(Figure content listings)

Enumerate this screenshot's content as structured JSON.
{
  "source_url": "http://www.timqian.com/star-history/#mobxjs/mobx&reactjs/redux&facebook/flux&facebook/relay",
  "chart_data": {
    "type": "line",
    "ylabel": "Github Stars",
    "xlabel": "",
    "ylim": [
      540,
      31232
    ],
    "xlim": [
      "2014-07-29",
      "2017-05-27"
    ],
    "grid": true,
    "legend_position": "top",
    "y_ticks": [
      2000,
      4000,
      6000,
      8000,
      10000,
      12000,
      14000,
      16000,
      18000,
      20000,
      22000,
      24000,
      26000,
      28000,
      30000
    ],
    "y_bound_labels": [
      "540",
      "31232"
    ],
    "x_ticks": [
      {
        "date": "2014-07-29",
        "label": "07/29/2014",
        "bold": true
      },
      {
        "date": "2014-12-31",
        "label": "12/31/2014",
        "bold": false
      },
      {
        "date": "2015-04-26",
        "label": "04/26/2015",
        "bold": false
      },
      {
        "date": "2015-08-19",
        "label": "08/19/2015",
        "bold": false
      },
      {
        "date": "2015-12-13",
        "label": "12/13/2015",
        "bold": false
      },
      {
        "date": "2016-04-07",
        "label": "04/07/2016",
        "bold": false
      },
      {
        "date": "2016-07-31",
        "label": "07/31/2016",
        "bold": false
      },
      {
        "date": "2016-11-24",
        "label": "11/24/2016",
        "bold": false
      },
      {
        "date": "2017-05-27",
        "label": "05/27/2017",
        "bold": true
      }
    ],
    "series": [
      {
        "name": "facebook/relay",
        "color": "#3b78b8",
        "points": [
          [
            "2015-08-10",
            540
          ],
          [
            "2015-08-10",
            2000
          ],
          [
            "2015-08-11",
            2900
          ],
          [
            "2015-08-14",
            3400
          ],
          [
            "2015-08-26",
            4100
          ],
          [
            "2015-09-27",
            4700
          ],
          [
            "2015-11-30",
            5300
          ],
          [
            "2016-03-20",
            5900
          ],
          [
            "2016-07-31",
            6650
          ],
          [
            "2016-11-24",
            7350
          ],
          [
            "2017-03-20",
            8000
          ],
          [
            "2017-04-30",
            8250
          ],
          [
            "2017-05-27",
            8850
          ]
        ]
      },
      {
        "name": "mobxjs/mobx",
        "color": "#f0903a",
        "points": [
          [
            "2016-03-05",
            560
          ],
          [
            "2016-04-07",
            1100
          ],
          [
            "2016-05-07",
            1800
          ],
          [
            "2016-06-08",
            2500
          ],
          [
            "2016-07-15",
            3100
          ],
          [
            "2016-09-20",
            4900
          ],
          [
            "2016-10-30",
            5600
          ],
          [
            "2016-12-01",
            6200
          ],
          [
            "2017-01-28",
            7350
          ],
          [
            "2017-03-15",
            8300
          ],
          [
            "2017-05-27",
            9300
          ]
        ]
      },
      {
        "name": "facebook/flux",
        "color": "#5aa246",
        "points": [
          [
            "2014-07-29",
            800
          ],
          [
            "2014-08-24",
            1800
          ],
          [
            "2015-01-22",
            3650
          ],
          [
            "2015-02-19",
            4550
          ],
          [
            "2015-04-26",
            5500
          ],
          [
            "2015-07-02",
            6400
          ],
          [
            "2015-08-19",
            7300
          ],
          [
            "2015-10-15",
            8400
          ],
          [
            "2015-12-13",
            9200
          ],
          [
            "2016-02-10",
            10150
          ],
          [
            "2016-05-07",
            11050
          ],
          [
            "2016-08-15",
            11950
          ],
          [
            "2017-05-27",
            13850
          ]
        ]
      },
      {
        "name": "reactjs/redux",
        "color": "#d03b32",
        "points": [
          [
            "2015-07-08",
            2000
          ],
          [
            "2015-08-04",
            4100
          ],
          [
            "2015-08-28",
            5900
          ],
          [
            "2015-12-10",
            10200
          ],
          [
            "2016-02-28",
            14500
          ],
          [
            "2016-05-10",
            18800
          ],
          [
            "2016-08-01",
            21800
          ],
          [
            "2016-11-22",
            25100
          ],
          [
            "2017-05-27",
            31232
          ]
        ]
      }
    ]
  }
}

(GOAL) Tally up how many lines in the preceding listing contain the word "color". Give nothing but the number.

(COMPLETED TASK) 4